Written exercise.
Gather all lines from the material that contain "Minutes".

─── Task inputs ───

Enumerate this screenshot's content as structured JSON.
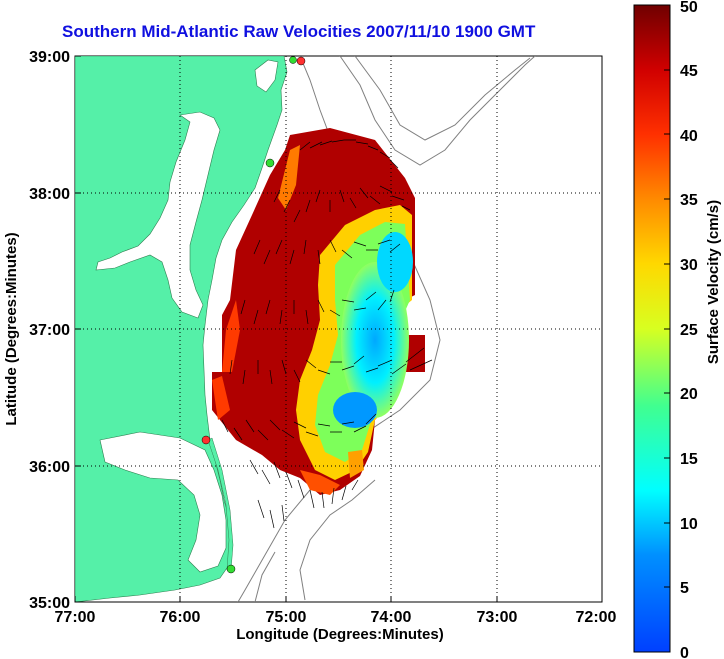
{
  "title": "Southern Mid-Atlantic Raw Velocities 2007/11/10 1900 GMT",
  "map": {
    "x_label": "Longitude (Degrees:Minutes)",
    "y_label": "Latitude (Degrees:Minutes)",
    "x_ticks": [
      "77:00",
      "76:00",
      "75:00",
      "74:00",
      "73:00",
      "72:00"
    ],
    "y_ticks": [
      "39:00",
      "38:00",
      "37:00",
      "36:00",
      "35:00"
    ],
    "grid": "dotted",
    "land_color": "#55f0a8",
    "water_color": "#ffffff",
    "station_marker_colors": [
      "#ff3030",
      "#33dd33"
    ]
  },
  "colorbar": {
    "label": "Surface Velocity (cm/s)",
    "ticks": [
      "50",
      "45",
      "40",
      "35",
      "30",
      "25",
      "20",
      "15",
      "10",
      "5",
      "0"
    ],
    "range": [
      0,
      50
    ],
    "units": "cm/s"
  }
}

───
─── Task inputs ───

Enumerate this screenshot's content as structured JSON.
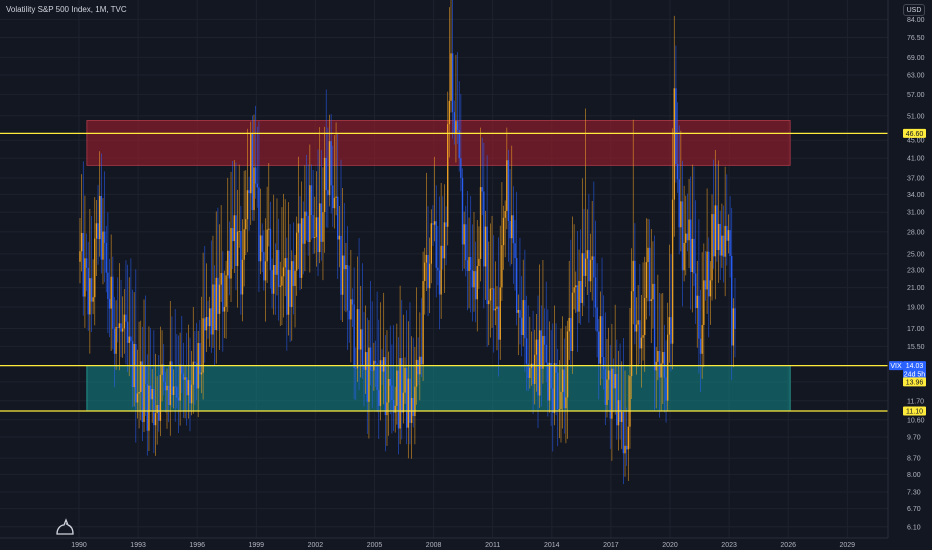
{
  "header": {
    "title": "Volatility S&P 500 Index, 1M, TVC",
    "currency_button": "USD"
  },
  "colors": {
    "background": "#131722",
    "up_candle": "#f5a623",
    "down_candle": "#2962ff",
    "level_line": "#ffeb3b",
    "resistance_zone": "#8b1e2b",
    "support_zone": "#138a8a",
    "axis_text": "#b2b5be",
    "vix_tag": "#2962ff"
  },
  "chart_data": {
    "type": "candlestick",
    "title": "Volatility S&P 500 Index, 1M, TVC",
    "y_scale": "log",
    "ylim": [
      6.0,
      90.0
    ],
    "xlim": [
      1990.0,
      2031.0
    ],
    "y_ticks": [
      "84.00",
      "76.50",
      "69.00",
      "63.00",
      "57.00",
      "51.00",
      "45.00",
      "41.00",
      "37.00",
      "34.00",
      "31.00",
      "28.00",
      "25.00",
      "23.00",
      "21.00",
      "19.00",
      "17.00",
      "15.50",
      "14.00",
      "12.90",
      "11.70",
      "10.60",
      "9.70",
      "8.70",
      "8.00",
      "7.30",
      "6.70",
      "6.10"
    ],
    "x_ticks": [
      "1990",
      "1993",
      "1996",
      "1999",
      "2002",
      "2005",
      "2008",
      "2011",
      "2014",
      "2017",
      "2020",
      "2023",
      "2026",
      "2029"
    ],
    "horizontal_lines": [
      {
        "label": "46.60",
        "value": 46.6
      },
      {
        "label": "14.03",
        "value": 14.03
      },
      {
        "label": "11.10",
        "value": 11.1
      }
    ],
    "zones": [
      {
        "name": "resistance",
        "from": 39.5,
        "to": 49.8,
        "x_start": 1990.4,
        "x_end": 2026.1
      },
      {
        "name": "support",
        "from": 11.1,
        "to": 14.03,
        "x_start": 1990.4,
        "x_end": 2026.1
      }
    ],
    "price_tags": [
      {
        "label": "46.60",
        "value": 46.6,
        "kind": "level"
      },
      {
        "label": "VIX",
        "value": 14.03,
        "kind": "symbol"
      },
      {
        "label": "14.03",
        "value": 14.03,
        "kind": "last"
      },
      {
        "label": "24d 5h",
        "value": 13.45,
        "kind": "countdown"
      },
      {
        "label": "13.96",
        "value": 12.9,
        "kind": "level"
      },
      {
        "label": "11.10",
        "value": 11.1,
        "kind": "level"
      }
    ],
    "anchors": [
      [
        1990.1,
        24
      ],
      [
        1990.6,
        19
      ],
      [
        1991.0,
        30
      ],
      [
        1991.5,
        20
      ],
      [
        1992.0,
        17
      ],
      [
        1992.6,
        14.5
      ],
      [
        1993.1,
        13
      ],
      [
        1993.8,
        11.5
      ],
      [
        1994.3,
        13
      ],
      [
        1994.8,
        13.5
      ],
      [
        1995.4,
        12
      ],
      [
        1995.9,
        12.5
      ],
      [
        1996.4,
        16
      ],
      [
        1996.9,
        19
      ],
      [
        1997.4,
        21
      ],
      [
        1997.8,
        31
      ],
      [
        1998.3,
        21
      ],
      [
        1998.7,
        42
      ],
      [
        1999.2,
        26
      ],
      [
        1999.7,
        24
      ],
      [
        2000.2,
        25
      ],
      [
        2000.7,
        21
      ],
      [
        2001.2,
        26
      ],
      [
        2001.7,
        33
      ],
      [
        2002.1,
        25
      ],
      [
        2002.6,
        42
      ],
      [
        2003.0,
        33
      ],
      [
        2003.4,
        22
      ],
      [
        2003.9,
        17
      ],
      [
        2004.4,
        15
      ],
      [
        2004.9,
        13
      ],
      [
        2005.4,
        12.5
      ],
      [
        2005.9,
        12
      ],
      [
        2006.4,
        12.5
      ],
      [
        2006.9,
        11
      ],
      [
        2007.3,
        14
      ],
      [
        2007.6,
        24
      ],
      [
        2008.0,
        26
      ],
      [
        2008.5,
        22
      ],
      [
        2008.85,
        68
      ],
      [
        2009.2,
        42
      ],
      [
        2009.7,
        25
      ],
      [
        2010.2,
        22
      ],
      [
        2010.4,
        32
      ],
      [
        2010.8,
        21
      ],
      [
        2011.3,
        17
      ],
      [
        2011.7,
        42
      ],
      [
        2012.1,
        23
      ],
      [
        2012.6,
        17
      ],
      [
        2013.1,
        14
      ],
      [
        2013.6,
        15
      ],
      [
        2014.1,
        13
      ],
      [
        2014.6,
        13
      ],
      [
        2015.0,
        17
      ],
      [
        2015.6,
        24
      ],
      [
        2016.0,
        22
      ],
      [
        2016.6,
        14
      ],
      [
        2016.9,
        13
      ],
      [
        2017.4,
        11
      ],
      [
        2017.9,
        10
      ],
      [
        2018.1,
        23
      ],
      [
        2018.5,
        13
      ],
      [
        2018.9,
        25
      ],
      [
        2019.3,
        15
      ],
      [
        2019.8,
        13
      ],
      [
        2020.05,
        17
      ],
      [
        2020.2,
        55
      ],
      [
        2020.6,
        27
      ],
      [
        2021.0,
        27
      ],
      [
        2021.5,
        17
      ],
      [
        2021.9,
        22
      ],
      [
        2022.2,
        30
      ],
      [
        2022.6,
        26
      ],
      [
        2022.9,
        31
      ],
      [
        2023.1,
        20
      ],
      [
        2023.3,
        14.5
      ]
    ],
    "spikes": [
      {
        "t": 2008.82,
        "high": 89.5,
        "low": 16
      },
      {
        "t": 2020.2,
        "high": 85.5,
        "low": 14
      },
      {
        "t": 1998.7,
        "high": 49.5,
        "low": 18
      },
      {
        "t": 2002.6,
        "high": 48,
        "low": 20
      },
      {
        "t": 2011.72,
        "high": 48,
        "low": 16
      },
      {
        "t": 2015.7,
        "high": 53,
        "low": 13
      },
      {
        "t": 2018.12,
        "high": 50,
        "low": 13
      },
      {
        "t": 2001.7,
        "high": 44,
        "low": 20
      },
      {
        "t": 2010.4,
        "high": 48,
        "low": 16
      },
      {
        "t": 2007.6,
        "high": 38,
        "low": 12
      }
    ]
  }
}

───
─── Task inputs ───

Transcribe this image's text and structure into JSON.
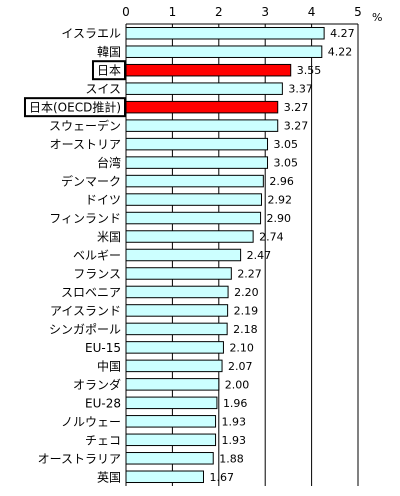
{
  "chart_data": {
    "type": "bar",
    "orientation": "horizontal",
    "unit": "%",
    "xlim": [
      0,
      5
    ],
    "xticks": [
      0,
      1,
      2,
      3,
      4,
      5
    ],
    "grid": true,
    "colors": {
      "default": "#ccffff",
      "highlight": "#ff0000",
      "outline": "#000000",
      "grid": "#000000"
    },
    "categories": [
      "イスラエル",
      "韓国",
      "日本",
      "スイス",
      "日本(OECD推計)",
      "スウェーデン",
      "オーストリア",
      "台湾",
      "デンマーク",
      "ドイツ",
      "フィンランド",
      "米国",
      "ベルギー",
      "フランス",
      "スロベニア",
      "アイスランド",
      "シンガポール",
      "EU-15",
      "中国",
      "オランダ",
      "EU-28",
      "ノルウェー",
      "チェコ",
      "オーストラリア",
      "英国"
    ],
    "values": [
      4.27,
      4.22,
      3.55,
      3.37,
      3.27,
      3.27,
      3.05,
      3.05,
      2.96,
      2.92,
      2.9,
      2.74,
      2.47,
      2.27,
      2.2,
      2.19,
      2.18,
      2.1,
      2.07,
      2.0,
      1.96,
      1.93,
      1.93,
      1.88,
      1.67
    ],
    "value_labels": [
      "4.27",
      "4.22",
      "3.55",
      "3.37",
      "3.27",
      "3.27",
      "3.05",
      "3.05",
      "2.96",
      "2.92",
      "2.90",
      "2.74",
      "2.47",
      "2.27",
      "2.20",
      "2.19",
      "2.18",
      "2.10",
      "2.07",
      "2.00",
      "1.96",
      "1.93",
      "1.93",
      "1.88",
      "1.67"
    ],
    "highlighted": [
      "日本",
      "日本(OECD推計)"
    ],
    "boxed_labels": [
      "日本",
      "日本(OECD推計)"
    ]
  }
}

───

Reply to the exercise.
    "x_label": "Longitude (Degrees:Minutes)",
    "y_label": "Latitude (Degrees:Minutes)",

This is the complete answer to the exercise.